• **INSTRUCTION**: Take from the listing each line that has the string "style".

* Start DATASET ENTRIES *

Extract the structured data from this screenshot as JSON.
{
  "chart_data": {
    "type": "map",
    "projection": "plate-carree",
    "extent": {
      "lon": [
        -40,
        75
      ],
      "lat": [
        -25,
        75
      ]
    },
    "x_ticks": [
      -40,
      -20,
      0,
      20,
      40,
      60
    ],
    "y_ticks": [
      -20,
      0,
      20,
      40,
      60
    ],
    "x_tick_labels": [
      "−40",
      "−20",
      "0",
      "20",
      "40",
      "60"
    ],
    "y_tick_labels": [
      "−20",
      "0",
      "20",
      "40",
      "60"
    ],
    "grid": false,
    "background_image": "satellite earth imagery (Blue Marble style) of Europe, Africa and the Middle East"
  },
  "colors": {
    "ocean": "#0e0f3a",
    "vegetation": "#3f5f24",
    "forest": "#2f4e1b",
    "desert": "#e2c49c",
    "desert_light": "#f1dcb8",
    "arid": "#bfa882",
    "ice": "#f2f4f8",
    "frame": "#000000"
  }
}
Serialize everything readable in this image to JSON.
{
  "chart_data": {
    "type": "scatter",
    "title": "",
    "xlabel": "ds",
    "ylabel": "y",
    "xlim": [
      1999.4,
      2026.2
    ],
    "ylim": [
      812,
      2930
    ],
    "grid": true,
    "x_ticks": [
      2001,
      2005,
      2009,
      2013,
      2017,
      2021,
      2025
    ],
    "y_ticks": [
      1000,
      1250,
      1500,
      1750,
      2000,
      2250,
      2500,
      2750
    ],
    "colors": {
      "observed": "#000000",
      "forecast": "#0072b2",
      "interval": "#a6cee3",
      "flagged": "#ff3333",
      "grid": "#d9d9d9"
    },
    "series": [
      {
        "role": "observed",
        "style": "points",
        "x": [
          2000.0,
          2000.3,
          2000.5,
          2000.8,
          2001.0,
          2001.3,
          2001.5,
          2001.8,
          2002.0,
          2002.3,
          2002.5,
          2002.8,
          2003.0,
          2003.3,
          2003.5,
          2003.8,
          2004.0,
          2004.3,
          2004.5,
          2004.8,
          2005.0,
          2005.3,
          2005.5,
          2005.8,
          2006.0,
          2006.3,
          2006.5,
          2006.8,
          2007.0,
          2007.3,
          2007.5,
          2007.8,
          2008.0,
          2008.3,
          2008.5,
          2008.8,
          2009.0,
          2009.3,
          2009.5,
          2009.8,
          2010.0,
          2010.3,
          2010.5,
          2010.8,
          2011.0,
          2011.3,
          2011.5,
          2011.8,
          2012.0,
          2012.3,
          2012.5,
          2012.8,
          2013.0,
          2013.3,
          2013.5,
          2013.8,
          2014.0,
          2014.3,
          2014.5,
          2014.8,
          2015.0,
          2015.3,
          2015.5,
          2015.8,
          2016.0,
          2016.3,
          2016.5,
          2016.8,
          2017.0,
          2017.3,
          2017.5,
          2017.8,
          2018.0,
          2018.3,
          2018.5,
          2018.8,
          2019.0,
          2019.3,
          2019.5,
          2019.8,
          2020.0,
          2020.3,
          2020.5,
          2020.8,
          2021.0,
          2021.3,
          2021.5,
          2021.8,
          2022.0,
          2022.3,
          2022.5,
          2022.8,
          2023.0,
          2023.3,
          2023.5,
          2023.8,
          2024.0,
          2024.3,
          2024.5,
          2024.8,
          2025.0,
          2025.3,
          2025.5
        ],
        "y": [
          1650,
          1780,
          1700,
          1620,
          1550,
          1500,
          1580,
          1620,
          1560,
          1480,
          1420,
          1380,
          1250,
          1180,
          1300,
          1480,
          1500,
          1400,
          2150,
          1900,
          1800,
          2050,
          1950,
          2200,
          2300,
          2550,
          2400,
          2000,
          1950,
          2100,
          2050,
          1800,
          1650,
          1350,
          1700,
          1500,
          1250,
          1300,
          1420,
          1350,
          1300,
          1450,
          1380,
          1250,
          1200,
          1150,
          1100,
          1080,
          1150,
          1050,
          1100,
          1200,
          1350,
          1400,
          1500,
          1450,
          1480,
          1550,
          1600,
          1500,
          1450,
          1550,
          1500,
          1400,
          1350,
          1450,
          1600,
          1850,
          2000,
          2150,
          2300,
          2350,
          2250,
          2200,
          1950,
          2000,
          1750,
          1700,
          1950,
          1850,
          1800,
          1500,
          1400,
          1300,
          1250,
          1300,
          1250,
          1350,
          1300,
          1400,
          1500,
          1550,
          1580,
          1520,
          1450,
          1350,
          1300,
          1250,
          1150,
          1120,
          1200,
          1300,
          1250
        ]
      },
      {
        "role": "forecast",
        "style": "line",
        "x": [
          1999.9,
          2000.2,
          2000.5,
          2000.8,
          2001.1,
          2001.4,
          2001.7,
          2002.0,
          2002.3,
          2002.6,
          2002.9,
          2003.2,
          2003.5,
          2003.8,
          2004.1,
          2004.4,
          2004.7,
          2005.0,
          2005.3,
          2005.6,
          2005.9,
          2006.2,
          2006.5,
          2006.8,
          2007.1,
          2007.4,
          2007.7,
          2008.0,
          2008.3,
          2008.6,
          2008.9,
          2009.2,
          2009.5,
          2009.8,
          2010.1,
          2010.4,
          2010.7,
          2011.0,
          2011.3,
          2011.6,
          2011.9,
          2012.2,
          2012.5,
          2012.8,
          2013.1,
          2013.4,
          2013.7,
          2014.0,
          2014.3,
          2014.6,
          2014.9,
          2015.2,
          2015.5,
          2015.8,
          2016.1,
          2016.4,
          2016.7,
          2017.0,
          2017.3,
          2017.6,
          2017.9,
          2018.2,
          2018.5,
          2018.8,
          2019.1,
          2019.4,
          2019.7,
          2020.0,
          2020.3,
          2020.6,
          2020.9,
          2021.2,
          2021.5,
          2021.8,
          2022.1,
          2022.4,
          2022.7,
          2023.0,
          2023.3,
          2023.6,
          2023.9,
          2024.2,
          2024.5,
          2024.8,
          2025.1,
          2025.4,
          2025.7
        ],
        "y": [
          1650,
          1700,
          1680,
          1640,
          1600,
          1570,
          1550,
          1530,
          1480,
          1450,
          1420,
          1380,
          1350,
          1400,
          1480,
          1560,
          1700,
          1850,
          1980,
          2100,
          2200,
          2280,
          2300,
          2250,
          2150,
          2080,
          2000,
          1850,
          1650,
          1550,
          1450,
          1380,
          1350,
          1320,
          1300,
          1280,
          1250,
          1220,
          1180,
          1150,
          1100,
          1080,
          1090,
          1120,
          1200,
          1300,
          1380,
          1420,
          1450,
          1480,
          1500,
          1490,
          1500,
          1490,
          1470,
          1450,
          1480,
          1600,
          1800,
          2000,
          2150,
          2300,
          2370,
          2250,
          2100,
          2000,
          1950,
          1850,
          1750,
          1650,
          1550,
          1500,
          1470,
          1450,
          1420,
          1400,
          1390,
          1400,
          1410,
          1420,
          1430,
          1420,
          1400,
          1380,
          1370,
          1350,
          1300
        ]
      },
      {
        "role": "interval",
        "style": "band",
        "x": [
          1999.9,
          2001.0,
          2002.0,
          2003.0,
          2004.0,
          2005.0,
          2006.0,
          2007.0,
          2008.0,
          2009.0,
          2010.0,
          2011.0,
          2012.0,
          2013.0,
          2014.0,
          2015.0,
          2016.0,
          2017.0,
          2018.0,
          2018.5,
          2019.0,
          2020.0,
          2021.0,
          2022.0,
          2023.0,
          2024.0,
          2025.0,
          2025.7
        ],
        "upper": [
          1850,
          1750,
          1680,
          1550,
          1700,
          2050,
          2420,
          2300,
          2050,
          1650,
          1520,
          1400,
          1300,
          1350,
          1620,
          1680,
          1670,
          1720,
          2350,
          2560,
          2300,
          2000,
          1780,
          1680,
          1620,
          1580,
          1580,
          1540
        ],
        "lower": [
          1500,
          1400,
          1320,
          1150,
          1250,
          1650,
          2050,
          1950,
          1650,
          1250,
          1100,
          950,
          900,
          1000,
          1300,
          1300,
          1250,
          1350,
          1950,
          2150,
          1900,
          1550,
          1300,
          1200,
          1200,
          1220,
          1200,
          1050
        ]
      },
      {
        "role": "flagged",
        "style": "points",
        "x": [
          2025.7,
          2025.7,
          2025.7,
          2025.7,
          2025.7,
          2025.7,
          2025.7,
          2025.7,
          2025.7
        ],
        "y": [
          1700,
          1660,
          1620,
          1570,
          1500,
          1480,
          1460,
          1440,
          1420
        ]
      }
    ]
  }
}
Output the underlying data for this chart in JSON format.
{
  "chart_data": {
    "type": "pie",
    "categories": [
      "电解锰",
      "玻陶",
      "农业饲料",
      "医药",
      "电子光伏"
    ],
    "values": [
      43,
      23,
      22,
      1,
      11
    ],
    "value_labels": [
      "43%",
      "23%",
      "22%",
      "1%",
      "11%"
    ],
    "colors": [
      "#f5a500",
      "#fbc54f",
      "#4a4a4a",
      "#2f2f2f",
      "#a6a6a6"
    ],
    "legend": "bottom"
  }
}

* End DATASET ENTRIES *

• **SOLUTION FOR THIS EXERCISE**:
    "background_image": "satellite earth imagery (Blue Marble style) of Europe, Africa and the Middle East"
        "style": "points",
        "style": "line",
        "style": "band",
        "style": "points",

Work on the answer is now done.